• _YOUR GOAL_: Copy each line below exactly and leave the pictures out.

:: EXERCISE INPUTS

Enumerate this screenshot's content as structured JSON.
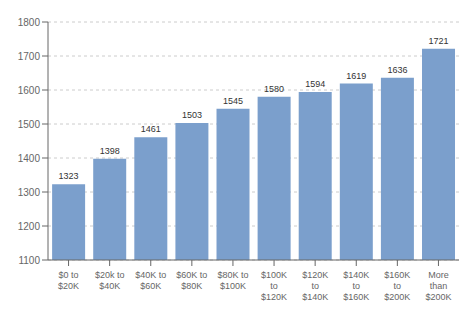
{
  "chart_data": {
    "type": "bar",
    "categories": [
      "$0 to\n$20K",
      "$20k to\n$40K",
      "$40K to\n$60K",
      "$60K to\n$80K",
      "$80K to\n$100K",
      "$100K\nto\n$120K",
      "$120K\nto\n$140K",
      "$140K\nto\n$160K",
      "$160K\nto\n$200K",
      "More\nthan\n$200K"
    ],
    "values": [
      1323,
      1398,
      1461,
      1503,
      1545,
      1580,
      1594,
      1619,
      1636,
      1721
    ],
    "color": "#7B9FCC",
    "ylim": [
      1100,
      1800
    ],
    "yticks": [
      1100,
      1200,
      1300,
      1400,
      1500,
      1600,
      1700,
      1800
    ],
    "grid": true,
    "data_labels": true
  }
}
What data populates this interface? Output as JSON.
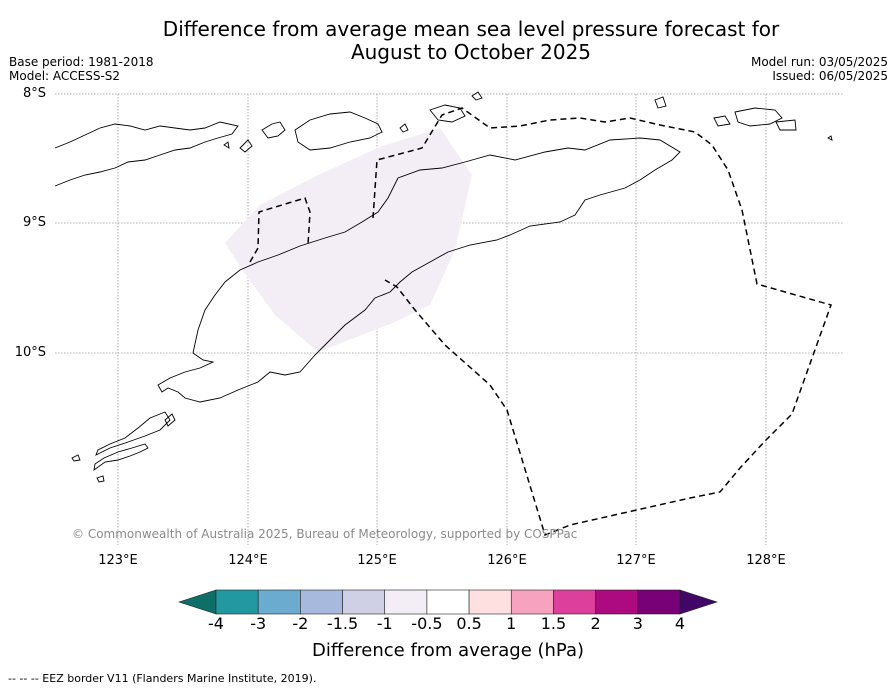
{
  "title_line1": "Difference from average mean sea level pressure forecast for",
  "title_line2": "August to October 2025",
  "meta": {
    "base_period": "Base period: 1981-2018",
    "model": "Model: ACCESS-S2",
    "model_run": "Model run: 03/05/2025",
    "issued": "Issued: 06/05/2025"
  },
  "lat_labels": [
    "8°S",
    "9°S",
    "10°S"
  ],
  "lon_labels": [
    "123°E",
    "124°E",
    "125°E",
    "126°E",
    "127°E",
    "128°E"
  ],
  "copyright": "© Commonwealth of Australia 2025, Bureau of Meteorology, supported by COSPPac",
  "colorbar": {
    "label": "Difference from average (hPa)",
    "ticks": [
      "-4",
      "-3",
      "-2",
      "-1.5",
      "-1",
      "-0.5",
      "0.5",
      "1",
      "1.5",
      "2",
      "3",
      "4"
    ],
    "colors": [
      "#0e6f68",
      "#2299a0",
      "#6aabcf",
      "#a7b9dc",
      "#cfcfe5",
      "#f3eef5",
      "#ffffff",
      "#fde0df",
      "#f7a2be",
      "#dd3f9c",
      "#ac0a7e",
      "#790177",
      "#420766"
    ]
  },
  "anomaly_region": {
    "value_range_hPa": "-1 to -0.5",
    "color": "#f3eef5"
  },
  "footnote": "--  --  -- EEZ border V11 (Flanders Marine Institute, 2019)."
}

::::

• _COMPLETED EXERCISE_:
Enumerate this screenshot's content as structured JSON.
{
  "chart_data": {
    "type": "bar",
    "categories": [
      "$0 to\n$20K",
      "$20k to\n$40K",
      "$40K to\n$60K",
      "$60K to\n$80K",
      "$80K to\n$100K",
      "$100K\nto\n$120K",
      "$120K\nto\n$140K",
      "$140K\nto\n$160K",
      "$160K\nto\n$200K",
      "More\nthan\n$200K"
    ],
    "values": [
      1323,
      1398,
      1461,
      1503,
      1545,
      1580,
      1594,
      1619,
      1636,
      1721
    ],
    "color": "#7B9FCC",
    "ylim": [
      1100,
      1800
    ],
    "yticks": [
      1100,
      1200,
      1300,
      1400,
      1500,
      1600,
      1700,
      1800
    ],
    "grid": true,
    "data_labels": true
  }
}
What data populates this interface? Output as JSON.
{
  "title_line1": "Difference from average mean sea level pressure forecast for",
  "title_line2": "August to October 2025",
  "meta": {
    "base_period": "Base period: 1981-2018",
    "model": "Model: ACCESS-S2",
    "model_run": "Model run: 03/05/2025",
    "issued": "Issued: 06/05/2025"
  },
  "lat_labels": [
    "8°S",
    "9°S",
    "10°S"
  ],
  "lon_labels": [
    "123°E",
    "124°E",
    "125°E",
    "126°E",
    "127°E",
    "128°E"
  ],
  "copyright": "© Commonwealth of Australia 2025, Bureau of Meteorology, supported by COSPPac",
  "colorbar": {
    "label": "Difference from average (hPa)",
    "ticks": [
      "-4",
      "-3",
      "-2",
      "-1.5",
      "-1",
      "-0.5",
      "0.5",
      "1",
      "1.5",
      "2",
      "3",
      "4"
    ],
    "colors": [
      "#0e6f68",
      "#2299a0",
      "#6aabcf",
      "#a7b9dc",
      "#cfcfe5",
      "#f3eef5",
      "#ffffff",
      "#fde0df",
      "#f7a2be",
      "#dd3f9c",
      "#ac0a7e",
      "#790177",
      "#420766"
    ]
  },
  "anomaly_region": {
    "value_range_hPa": "-1 to -0.5",
    "color": "#f3eef5"
  },
  "footnote": "--  --  -- EEZ border V11 (Flanders Marine Institute, 2019)."
}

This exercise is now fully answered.